• _TEXT PROVIDED_:
------------------------
Gone but not forgotten, Kraut-y

Can Can

If anyone can do long, meandering self-indulgence, Can can. For a while there it was almost de rigeur for bands to name drop them ahead of a new release. The very mention of the Germans being an influence would appear to somehow validate that band’s own music, which is nonsense, of course. For what it’s worth, I can take them more than I can leave them. When they’re good, they’re great. They soar with a fluidity and ease that’s quite extraordinary; Mother Sky, Halleluhwah, Vitamin C, Dizzy Dizzy, Soup….all feature the classic Can trademarks of skittering drums, repetitiveness, whispered chanting and weird background effects.  

The problem for me starts when those background effects creep ever further forward into the foreground of the mix. Sometimes, they can be just a wee bit too out there, just a tad too hippy, just a bass solo short of full-on prog for my delicate palate. I like Can best when they’re fluid and groovy and forever on the verge of danceability…..

….Flow Motion for example.

CanFlow Motion

It’s classic, groovy, mid 70s Can. Beyond 10 minutes long, the groove slinks slower than a tranquilised slug traversing a large leaf. Indeed, tectonic plates have more go about them than the track. Yet somehow, somewhere around the 4 minute mark it starts to take effect.

Sneaking in on a cod reggae rhythm, Flow Motion is slow motion. It doesn’t really go anywhere, but when it’s finished you’ll realise that’s the whole point. Other bands might’ve used the same aimless wandering as incidental music, the perfect between-track filler on a concept album maybe, or the ideal opener before the wham of the real opening number. Can stick to the tune and streeeeeetch it out.
------------------------
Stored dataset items
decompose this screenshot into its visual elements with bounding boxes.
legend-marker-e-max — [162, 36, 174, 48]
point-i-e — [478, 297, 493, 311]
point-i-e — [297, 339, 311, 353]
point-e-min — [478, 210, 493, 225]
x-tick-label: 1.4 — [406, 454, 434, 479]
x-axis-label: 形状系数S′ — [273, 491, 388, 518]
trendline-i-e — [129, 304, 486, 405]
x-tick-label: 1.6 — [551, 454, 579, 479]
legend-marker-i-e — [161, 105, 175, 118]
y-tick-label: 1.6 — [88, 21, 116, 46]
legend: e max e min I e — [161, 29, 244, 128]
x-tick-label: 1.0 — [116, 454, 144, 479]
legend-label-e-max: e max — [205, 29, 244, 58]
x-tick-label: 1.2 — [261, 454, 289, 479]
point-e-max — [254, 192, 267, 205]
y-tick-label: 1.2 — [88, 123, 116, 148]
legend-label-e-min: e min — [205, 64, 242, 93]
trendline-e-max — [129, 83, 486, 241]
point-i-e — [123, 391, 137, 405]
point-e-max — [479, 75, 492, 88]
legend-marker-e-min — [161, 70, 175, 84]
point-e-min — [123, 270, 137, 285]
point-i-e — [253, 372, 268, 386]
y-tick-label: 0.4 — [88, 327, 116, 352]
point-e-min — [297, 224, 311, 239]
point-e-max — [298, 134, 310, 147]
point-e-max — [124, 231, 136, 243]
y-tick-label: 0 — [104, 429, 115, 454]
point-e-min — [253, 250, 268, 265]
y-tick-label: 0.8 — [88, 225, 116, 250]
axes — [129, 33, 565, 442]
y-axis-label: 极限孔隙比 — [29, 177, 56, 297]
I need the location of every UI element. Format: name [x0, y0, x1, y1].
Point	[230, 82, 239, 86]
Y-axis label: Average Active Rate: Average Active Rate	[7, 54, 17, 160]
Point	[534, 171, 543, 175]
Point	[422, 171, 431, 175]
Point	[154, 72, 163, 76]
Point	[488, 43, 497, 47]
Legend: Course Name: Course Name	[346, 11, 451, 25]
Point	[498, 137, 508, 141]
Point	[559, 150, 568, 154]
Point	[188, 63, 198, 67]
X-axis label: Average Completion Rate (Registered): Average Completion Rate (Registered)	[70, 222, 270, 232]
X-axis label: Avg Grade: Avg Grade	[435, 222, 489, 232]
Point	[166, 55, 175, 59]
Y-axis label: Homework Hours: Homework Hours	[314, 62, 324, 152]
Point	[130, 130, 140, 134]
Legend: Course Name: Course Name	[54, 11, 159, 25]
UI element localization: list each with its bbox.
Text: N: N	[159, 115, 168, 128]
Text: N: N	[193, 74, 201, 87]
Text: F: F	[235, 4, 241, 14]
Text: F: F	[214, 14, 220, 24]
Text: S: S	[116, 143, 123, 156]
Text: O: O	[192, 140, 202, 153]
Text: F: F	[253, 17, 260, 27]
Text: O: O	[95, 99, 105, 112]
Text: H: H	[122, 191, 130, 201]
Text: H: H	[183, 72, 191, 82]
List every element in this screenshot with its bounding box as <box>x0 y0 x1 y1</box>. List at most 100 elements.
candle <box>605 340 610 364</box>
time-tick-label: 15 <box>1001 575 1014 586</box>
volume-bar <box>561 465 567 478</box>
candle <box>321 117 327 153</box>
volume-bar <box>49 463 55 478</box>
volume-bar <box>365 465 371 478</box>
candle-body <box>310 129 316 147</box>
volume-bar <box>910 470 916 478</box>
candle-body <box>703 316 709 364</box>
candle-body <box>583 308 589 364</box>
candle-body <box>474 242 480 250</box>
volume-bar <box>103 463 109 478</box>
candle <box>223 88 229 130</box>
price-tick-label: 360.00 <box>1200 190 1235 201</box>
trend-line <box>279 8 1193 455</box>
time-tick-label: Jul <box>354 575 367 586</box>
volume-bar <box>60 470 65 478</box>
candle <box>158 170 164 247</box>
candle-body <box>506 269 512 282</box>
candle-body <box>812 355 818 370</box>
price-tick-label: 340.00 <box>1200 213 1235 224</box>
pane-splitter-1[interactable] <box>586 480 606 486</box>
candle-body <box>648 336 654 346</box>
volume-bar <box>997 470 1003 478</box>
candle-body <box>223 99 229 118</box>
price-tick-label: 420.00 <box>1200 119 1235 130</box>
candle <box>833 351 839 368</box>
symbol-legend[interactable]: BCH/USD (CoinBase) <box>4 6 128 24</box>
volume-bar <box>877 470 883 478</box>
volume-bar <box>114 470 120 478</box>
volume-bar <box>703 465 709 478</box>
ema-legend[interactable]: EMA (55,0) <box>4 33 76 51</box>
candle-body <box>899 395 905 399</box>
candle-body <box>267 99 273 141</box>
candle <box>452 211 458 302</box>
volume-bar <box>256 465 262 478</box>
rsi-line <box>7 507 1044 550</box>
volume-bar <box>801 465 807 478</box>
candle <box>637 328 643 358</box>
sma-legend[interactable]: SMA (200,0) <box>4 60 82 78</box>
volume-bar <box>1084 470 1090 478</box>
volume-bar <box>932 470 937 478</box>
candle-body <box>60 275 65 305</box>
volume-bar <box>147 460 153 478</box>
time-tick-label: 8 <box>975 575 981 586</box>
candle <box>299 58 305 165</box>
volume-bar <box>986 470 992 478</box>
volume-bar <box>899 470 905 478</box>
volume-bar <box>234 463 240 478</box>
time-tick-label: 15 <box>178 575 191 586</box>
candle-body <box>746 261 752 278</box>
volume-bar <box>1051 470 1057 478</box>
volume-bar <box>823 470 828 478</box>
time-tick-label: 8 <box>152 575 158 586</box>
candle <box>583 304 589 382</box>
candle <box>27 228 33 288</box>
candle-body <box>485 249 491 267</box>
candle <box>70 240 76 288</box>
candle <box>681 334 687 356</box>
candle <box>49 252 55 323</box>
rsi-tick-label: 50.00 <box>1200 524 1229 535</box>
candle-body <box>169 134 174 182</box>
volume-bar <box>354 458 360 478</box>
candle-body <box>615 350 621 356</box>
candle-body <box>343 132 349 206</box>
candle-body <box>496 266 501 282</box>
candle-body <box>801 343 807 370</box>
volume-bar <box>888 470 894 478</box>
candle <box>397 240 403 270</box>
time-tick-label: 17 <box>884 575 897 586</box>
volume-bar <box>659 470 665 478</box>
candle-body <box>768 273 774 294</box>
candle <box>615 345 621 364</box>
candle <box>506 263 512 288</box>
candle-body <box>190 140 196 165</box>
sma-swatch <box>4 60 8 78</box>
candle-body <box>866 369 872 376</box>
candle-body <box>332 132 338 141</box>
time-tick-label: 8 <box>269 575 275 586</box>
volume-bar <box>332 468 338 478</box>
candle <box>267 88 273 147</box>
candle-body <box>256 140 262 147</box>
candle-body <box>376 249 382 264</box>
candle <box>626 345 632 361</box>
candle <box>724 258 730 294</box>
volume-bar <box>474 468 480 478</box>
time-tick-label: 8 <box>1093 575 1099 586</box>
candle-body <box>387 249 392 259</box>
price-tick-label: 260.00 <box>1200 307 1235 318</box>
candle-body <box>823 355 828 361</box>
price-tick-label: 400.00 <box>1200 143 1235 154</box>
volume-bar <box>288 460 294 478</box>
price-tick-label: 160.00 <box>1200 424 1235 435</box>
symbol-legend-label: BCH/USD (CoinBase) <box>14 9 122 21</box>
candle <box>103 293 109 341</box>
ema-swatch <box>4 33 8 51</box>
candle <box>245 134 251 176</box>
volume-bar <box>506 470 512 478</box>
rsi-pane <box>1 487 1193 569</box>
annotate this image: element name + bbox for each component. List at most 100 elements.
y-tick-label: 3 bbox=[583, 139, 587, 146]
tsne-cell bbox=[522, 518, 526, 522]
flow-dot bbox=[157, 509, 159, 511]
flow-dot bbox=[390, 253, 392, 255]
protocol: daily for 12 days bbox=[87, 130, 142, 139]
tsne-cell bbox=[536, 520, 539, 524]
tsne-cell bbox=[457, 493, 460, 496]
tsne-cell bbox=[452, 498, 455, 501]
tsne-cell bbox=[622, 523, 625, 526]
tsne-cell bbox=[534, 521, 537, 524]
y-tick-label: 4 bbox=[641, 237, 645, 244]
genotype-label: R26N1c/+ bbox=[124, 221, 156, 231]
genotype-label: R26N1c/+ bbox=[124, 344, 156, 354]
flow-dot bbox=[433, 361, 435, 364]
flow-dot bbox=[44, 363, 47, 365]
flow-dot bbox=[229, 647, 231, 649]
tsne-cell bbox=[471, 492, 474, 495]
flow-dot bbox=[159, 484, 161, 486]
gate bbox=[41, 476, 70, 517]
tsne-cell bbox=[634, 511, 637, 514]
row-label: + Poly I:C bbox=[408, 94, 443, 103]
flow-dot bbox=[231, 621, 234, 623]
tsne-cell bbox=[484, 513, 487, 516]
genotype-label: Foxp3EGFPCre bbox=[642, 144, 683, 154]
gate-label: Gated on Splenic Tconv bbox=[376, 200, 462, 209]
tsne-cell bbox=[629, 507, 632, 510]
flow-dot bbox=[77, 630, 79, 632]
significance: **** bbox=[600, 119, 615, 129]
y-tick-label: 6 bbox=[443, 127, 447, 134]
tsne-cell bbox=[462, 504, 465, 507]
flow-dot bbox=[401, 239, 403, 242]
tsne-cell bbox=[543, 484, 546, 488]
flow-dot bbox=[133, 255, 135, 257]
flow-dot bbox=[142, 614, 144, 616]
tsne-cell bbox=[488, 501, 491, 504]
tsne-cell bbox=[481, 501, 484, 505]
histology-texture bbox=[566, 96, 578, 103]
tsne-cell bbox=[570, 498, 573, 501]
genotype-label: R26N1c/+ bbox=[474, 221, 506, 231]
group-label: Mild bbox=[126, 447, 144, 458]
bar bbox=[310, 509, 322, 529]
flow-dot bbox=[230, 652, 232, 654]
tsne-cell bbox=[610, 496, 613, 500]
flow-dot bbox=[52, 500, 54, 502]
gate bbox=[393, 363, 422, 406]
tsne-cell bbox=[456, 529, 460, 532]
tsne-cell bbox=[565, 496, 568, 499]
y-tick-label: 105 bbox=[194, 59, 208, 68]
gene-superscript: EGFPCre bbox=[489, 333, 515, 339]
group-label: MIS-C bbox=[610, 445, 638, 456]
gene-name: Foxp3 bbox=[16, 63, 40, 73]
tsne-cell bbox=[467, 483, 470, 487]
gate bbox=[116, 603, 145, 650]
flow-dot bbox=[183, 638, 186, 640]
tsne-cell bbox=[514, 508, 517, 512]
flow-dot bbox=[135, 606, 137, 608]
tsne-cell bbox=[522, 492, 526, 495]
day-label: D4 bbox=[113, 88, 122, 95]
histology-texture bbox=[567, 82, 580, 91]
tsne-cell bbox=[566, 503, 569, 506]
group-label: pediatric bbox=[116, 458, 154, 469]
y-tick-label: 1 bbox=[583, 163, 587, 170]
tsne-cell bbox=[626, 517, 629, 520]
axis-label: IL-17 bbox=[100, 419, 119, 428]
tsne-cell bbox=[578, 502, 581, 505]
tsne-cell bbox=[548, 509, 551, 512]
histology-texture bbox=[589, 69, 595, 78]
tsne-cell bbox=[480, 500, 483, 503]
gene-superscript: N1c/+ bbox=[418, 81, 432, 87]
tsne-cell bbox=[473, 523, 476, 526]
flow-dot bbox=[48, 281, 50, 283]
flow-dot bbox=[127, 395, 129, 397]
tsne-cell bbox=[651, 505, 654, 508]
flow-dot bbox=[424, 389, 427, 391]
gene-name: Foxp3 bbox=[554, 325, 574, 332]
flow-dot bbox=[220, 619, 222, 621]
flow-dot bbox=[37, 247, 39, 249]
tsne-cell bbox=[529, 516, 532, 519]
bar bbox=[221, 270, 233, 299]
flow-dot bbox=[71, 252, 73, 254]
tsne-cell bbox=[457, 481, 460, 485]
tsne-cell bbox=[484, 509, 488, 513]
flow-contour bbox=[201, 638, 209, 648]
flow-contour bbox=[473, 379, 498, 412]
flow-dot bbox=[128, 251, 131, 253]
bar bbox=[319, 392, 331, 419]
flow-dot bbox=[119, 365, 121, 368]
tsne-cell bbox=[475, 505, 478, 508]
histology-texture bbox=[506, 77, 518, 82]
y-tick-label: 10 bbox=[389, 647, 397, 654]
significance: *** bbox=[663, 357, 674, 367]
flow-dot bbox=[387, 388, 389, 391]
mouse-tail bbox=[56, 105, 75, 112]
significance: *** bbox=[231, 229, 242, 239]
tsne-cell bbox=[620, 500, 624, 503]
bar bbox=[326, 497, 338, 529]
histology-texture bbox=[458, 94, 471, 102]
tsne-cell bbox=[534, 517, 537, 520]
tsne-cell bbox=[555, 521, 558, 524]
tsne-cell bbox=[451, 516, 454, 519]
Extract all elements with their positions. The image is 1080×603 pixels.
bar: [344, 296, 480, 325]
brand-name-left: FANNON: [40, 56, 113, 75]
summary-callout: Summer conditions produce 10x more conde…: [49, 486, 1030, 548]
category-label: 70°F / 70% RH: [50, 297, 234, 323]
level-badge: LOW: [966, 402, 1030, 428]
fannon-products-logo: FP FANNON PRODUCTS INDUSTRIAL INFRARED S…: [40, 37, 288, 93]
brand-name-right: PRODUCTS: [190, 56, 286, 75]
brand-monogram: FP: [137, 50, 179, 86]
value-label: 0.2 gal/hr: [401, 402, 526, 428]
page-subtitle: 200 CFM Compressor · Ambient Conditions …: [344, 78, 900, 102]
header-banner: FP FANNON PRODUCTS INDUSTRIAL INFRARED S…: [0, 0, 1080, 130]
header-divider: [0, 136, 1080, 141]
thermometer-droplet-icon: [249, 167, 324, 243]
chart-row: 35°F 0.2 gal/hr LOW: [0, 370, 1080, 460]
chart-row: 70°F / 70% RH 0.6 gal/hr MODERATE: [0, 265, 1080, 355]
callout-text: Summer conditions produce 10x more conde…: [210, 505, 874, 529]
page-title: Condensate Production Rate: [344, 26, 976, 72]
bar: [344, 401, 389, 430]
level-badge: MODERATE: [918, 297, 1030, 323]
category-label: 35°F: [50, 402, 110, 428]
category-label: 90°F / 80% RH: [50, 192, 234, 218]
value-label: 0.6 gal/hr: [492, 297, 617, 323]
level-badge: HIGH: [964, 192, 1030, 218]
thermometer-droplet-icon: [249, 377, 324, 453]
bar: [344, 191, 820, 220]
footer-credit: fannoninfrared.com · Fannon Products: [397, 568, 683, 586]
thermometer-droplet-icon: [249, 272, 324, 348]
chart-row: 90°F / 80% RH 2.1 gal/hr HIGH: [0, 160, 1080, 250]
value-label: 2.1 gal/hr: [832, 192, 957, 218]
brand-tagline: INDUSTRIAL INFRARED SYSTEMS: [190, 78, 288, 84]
------------------------
• _TASK OBJECTIVE_: Please carry the piece about the band Can further, starting right after its last sentence.

• _EXERCISE ANSWER_:
The whole thing is held together brilliantly by the rhythm section. Holger Czukay’s repetitive bassline is sparse, yet non-stop. Jaki Liebezeit’s propulsive drums skitter underneath, somewhere between a Studio 1 sessioneer and a jazz club veteran. Irmin Schmidt’s keyboards weave in and out, coming in waves before disappearing and reappearing at key points. Michael Karoli has free reign on his heavily wah-wah’d electric guitar, adding texture rather than tune, feedback instead of fretplay. He’s all over it, snaking between his bandmates like an avante garde Hendrix. Even a blind man could join the dots between this and Captain Beefheart’s Clear Spot album before arriving at PiL’s Albatross.

Flow Motion is the last track on the album of the same name. The album opener I Want More was an actual, bona fide chart hit for the band, Top Of The Pops appearance ‘n all.

CanI Want More

The young Johnny Marr recalls a time being in the back of the family car, driving to Wales for a holiday, listening to I Want More on the radio. When he was writing How Soon Is Now, the sticky fingered Johnny channelled the rhythm and feel of Can’s hit for his own means. I’m sure you knew that already though.

It’s a strange album, is Flow Motion. On release, fans hated the numerous nods to disco and reggae, lamenting the loss of the ambience that made albums such as Tago Mago, Ege Bamyasi and Future Days so special. Listening to it as I type, I’d suggest it’s better than it may have been given credit for. Of course, I was only 6 when it was released, so I come to the album from a different time and place. That last track though……s’a cracker. Everyone agrees on that.